## Written problem
Lines containing the string "لأكثر" are to be collected in full.

----- Given records -----

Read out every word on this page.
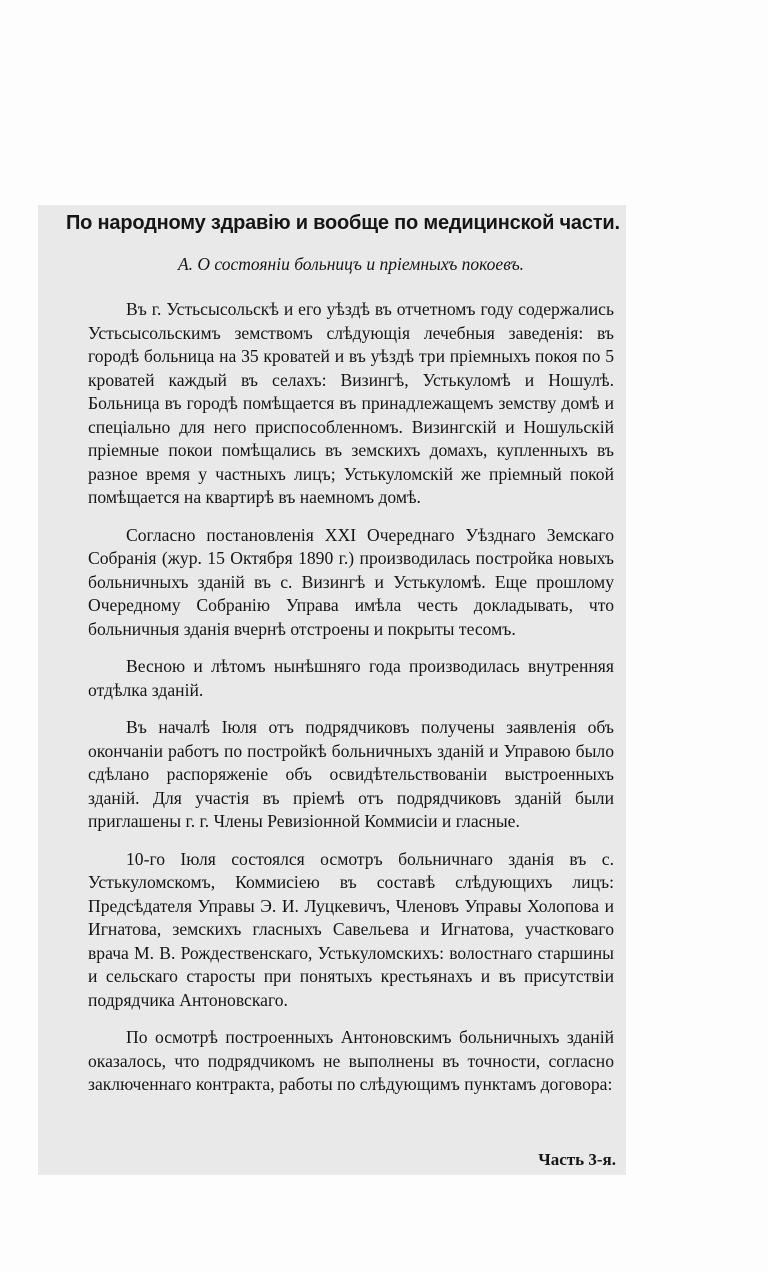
По народному здравію и вообще по медицинской части.
А. О состояніи больницъ и пріемныхъ покоевъ.

Въ г. Устьсысольскѣ и его уѣздѣ въ отчетномъ году содержались Устьсысольскимъ земствомъ слѣдующія лечебныя заведенія: въ городѣ больница на 35 кроватей и въ уѣздѣ три пріемныхъ покоя по 5 кроватей каждый въ селахъ: Визингѣ, Устькуломѣ и Ношулѣ. Больница въ городѣ помѣщается въ принадлежащемъ земству домѣ и спеціально для него приспособленномъ. Визингскій и Ношульскій пріемные покои помѣщались въ земскихъ домахъ, купленныхъ въ разное время у частныхъ лицъ; Устькуломскій же пріемный покой помѣщается на квартирѣ въ наемномъ домѣ.

Согласно постановленія XXI Очереднаго Уѣзднаго Земскаго Собранія (жур. 15 Октября 1890 г.) производилась постройка новыхъ больничныхъ зданій въ с. Визингѣ и Устькуломѣ. Еще прошлому Очередному Собранію Управа имѣла честь докладывать, что больничныя зданія вчернѣ отстроены и покрыты тесомъ.

Весною и лѣтомъ нынѣшняго года производилась внутренняя отдѣлка зданій.

Въ началѣ Іюля отъ подрядчиковъ получены заявленія объ окончаніи работъ по постройкѣ больничныхъ зданій и Управою было сдѣлано распоряженіе объ освидѣтельствованіи выстроенныхъ зданій. Для участія въ пріемѣ отъ подрядчиковъ зданій были приглашены г. г. Члены Ревизіонной Коммисіи и гласные.

10-го Іюля состоялся осмотръ больничнаго зданія въ с. Устькуломскомъ, Коммисіею въ составѣ слѣдующихъ лицъ: Предсѣдателя Управы Э. И. Луцкевичъ, Членовъ Управы Холопова и Игнатова, земскихъ гласныхъ Савельева и Игнатова, участковаго врача М. В. Рождественскаго, Устькуломскихъ: волостнаго старшины и сельскаго старосты при понятыхъ крестьянахъ и въ присутствіи подрядчика Антоновскаго.

По осмотрѣ построенныхъ Антоновскимъ больничныхъ зданій оказалось, что подрядчикомъ не выполнены въ точности, согласно заключеннаго контракта, работы по слѣдующимъ пунктамъ договора:

Часть 3-я.
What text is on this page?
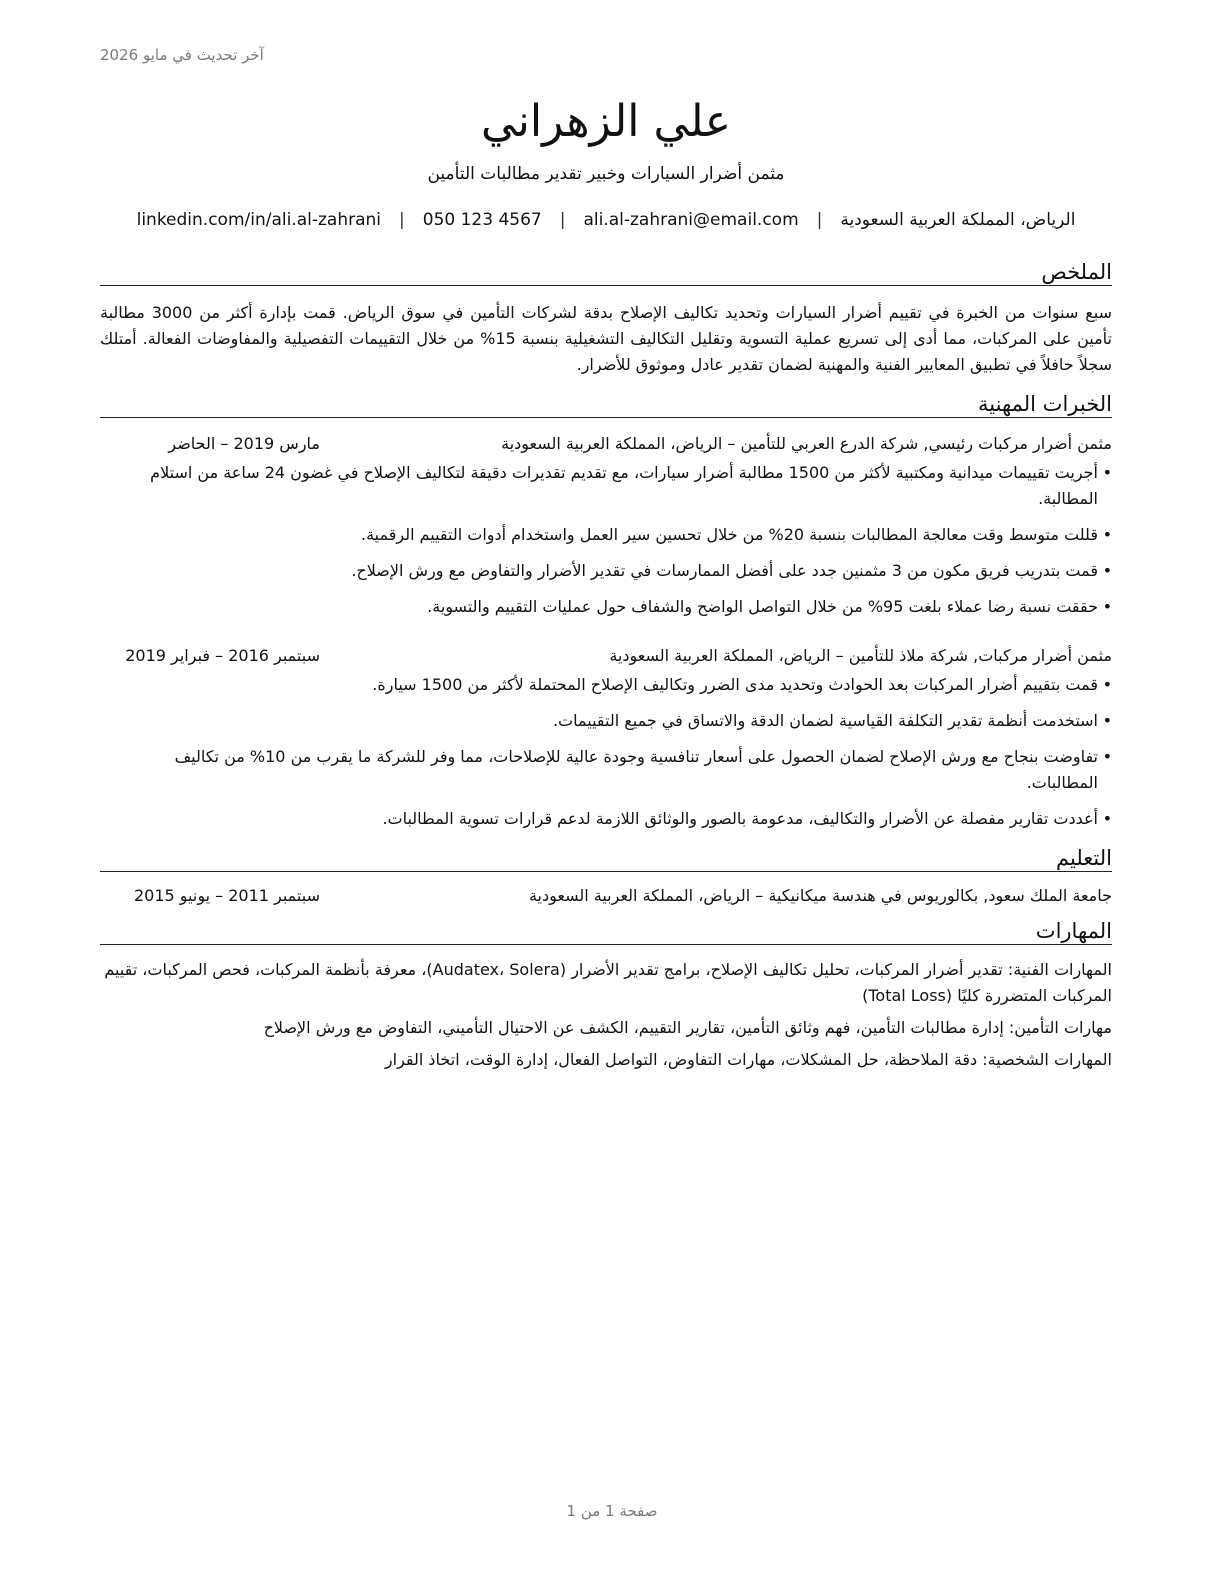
آخر تحديث في مايو 2026
علي الزهراني
مثمن أضرار السيارات وخبير تقدير مطالبات التأمين
الرياض، المملكة العربية السعودية
|
ali.al-zahrani@email.com
|
050 123 4567
|
linkedin.com/in/ali.al-zahrani
الملخص
سبع سنوات من الخبرة في تقييم أضرار السيارات وتحديد تكاليف الإصلاح بدقة لشركات التأمين في سوق الرياض. قمت بإدارة أكثر من 3000 مطالبة تأمين على المركبات، مما أدى إلى تسريع عملية التسوية وتقليل التكاليف التشغيلية بنسبة 15% من خلال التقييمات التفصيلية والمفاوضات الفعالة. أمتلك سجلاً حافلاً في تطبيق المعايير الفنية والمهنية لضمان تقدير عادل وموثوق للأضرار.
الخبرات المهنية
مثمن أضرار مركبات رئيسي, شركة الدرع العربي للتأمين – الرياض، المملكة العربية السعودية
مارس 2019 – الحاضر
• أجريت تقييمات ميدانية ومكتبية لأكثر من 1500 مطالبة أضرار سيارات، مع تقديم تقديرات دقيقة لتكاليف الإصلاح في غضون 24 ساعة من استلام المطالبة.
• قللت متوسط وقت معالجة المطالبات بنسبة 20% من خلال تحسين سير العمل واستخدام أدوات التقييم الرقمية.
• قمت بتدريب فريق مكون من 3 مثمنين جدد على أفضل الممارسات في تقدير الأضرار والتفاوض مع ورش الإصلاح.
• حققت نسبة رضا عملاء بلغت 95% من خلال التواصل الواضح والشفاف حول عمليات التقييم والتسوية.
مثمن أضرار مركبات, شركة ملاذ للتأمين – الرياض، المملكة العربية السعودية
سبتمبر 2016 – فبراير 2019
• قمت بتقييم أضرار المركبات بعد الحوادث وتحديد مدى الضرر وتكاليف الإصلاح المحتملة لأكثر من 1500 سيارة.
• استخدمت أنظمة تقدير التكلفة القياسية لضمان الدقة والاتساق في جميع التقييمات.
• تفاوضت بنجاح مع ورش الإصلاح لضمان الحصول على أسعار تنافسية وجودة عالية للإصلاحات، مما وفر للشركة ما يقرب من 10% من تكاليف المطالبات.
• أعددت تقارير مفصلة عن الأضرار والتكاليف، مدعومة بالصور والوثائق اللازمة لدعم قرارات تسوية المطالبات.
التعليم
جامعة الملك سعود, بكالوريوس في هندسة ميكانيكية – الرياض، المملكة العربية السعودية
سبتمبر 2011 – يونيو 2015
المهارات
المهارات الفنية: تقدير أضرار المركبات، تحليل تكاليف الإصلاح، برامج تقدير الأضرار (Audatex، Solera)، معرفة بأنظمة المركبات، فحص المركبات، تقييم المركبات المتضررة كليًا (Total Loss)
مهارات التأمين: إدارة مطالبات التأمين، فهم وثائق التأمين، تقارير التقييم، الكشف عن الاحتيال التأميني، التفاوض مع ورش الإصلاح
المهارات الشخصية: دقة الملاحظة، حل المشكلات، مهارات التفاوض، التواصل الفعال، إدارة الوقت، اتخاذ القرار
صفحة 1 من 1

-----

## Answer for the task
• أجريت تقييمات ميدانية ومكتبية لأكثر من 1500 مطالبة أضرار سيارات، مع تقديم تقديرات دقيقة لتكاليف الإصلاح في غضون 24 ساعة من استلام المطالبة.
• قمت بتقييم أضرار المركبات بعد الحوادث وتحديد مدى الضرر وتكاليف الإصلاح المحتملة لأكثر من 1500 سيارة.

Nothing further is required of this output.